▶ _Stated goal_
Every record that follows must be duplicated exactly, with images left out.

▶ _Data for processing_
==============================

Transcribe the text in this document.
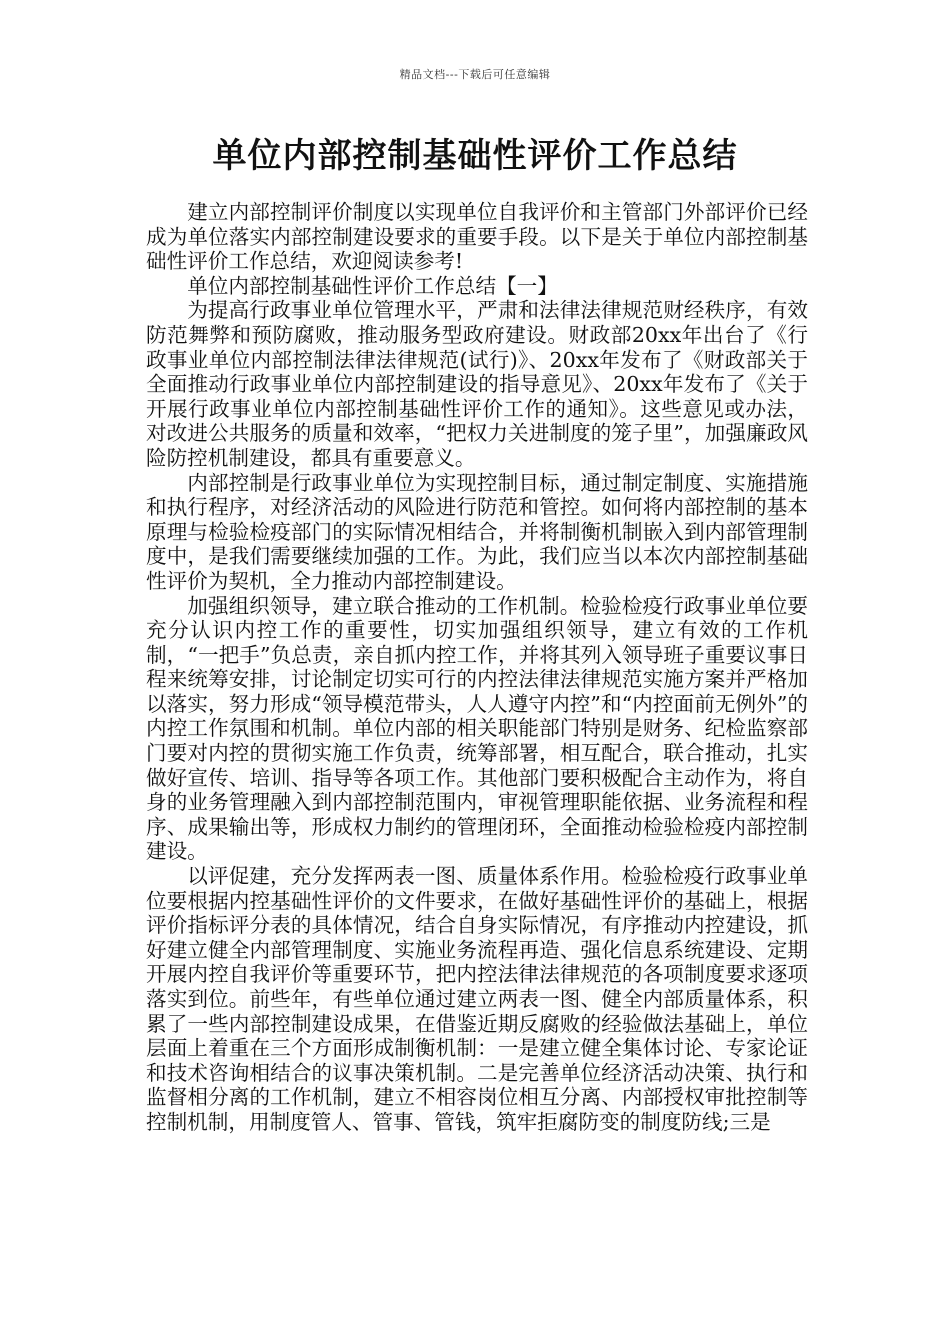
精品文档---下载后可任意编辑
单位内部控制基础性评价工作总结

建立内部控制评价制度以实现单位自我评价和主管部门外部评价已经成为单位落实内部控制建设要求的重要手段。以下是关于单位内部控制基础性评价工作总结，欢迎阅读参考!

单位内部控制基础性评价工作总结【一】

为提高行政事业单位管理水平，严肃和法律法律规范财经秩序，有效防范舞弊和预防腐败，推动服务型政府建设。财政部20xx年出台了《行政事业单位内部控制法律法律规范(试行)》、20xx年发布了《财政部关于全面推动行政事业单位内部控制建设的指导意见》、20xx年发布了《关于开展行政事业单位内部控制基础性评价工作的通知》。这些意见或办法，对改进公共服务的质量和效率，“把权力关进制度的笼子里”，加强廉政风险防控机制建设，都具有重要意义。

内部控制是行政事业单位为实现控制目标，通过制定制度、实施措施和执行程序，对经济活动的风险进行防范和管控。如何将内部控制的基本原理与检验检疫部门的实际情况相结合，并将制衡机制嵌入到内部管理制度中，是我们需要继续加强的工作。为此，我们应当以本次内部控制基础性评价为契机，全力推动内部控制建设。

加强组织领导，建立联合推动的工作机制。检验检疫行政事业单位要充分认识内控工作的重要性，切实加强组织领导，建立有效的工作机制，“一把手”负总责，亲自抓内控工作，并将其列入领导班子重要议事日程来统筹安排，讨论制定切实可行的内控法律法律规范实施方案并严格加以落实，努力形成“领导模范带头，人人遵守内控”和“内控面前无例外”的内控工作氛围和机制。单位内部的相关职能部门特别是财务、纪检监察部门要对内控的贯彻实施工作负责，统筹部署，相互配合，联合推动，扎实做好宣传、培训、指导等各项工作。其他部门要积极配合主动作为，将自身的业务管理融入到内部控制范围内，审视管理职能依据、业务流程和程序、成果输出等，形成权力制约的管理闭环，全面推动检验检疫内部控制建设。

以评促建，充分发挥两表一图、质量体系作用。检验检疫行政事业单位要根据内控基础性评价的文件要求，在做好基础性评价的基础上，根据评价指标评分表的具体情况，结合自身实际情况，有序推动内控建设，抓好建立健全内部管理制度、实施业务流程再造、强化信息系统建设、定期开展内控自我评价等重要环节，把内控法律法律规范的各项制度要求逐项落实到位。前些年，有些单位通过建立两表一图、健全内部质量体系，积累了一些内部控制建设成果，在借鉴近期反腐败的经验做法基础上，单位层面上着重在三个方面形成制衡机制：一是建立健全集体讨论、专家论证和技术咨询相结合的议事决策机制。二是完善单位经济活动决策、执行和监督相分离的工作机制，建立不相容岗位相互分离、内部授权审批控制等控制机制，用制度管人、管事、管钱，筑牢拒腐防变的制度防线;三是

==============================

▶ _Expected answer_
Transcribe the text in this document.
精品文档---下载后可任意编辑
单位内部控制基础性评价工作总结

建立内部控制评价制度以实现单位自我评价和主管部门外部评价已经成为单位落实内部控制建设要求的重要手段。以下是关于单位内部控制基础性评价工作总结，欢迎阅读参考!

单位内部控制基础性评价工作总结【一】

为提高行政事业单位管理水平，严肃和法律法律规范财经秩序，有效防范舞弊和预防腐败，推动服务型政府建设。财政部20xx年出台了《行政事业单位内部控制法律法律规范(试行)》、20xx年发布了《财政部关于全面推动行政事业单位内部控制建设的指导意见》、20xx年发布了《关于开展行政事业单位内部控制基础性评价工作的通知》。这些意见或办法，对改进公共服务的质量和效率，“把权力关进制度的笼子里”，加强廉政风险防控机制建设，都具有重要意义。

内部控制是行政事业单位为实现控制目标，通过制定制度、实施措施和执行程序，对经济活动的风险进行防范和管控。如何将内部控制的基本原理与检验检疫部门的实际情况相结合，并将制衡机制嵌入到内部管理制度中，是我们需要继续加强的工作。为此，我们应当以本次内部控制基础性评价为契机，全力推动内部控制建设。

加强组织领导，建立联合推动的工作机制。检验检疫行政事业单位要充分认识内控工作的重要性，切实加强组织领导，建立有效的工作机制，“一把手”负总责，亲自抓内控工作，并将其列入领导班子重要议事日程来统筹安排，讨论制定切实可行的内控法律法律规范实施方案并严格加以落实，努力形成“领导模范带头，人人遵守内控”和“内控面前无例外”的内控工作氛围和机制。单位内部的相关职能部门特别是财务、纪检监察部门要对内控的贯彻实施工作负责，统筹部署，相互配合，联合推动，扎实做好宣传、培训、指导等各项工作。其他部门要积极配合主动作为，将自身的业务管理融入到内部控制范围内，审视管理职能依据、业务流程和程序、成果输出等，形成权力制约的管理闭环，全面推动检验检疫内部控制建设。

以评促建，充分发挥两表一图、质量体系作用。检验检疫行政事业单位要根据内控基础性评价的文件要求，在做好基础性评价的基础上，根据评价指标评分表的具体情况，结合自身实际情况，有序推动内控建设，抓好建立健全内部管理制度、实施业务流程再造、强化信息系统建设、定期开展内控自我评价等重要环节，把内控法律法律规范的各项制度要求逐项落实到位。前些年，有些单位通过建立两表一图、健全内部质量体系，积累了一些内部控制建设成果，在借鉴近期反腐败的经验做法基础上，单位层面上着重在三个方面形成制衡机制：一是建立健全集体讨论、专家论证和技术咨询相结合的议事决策机制。二是完善单位经济活动决策、执行和监督相分离的工作机制，建立不相容岗位相互分离、内部授权审批控制等控制机制，用制度管人、管事、管钱，筑牢拒腐防变的制度防线;三是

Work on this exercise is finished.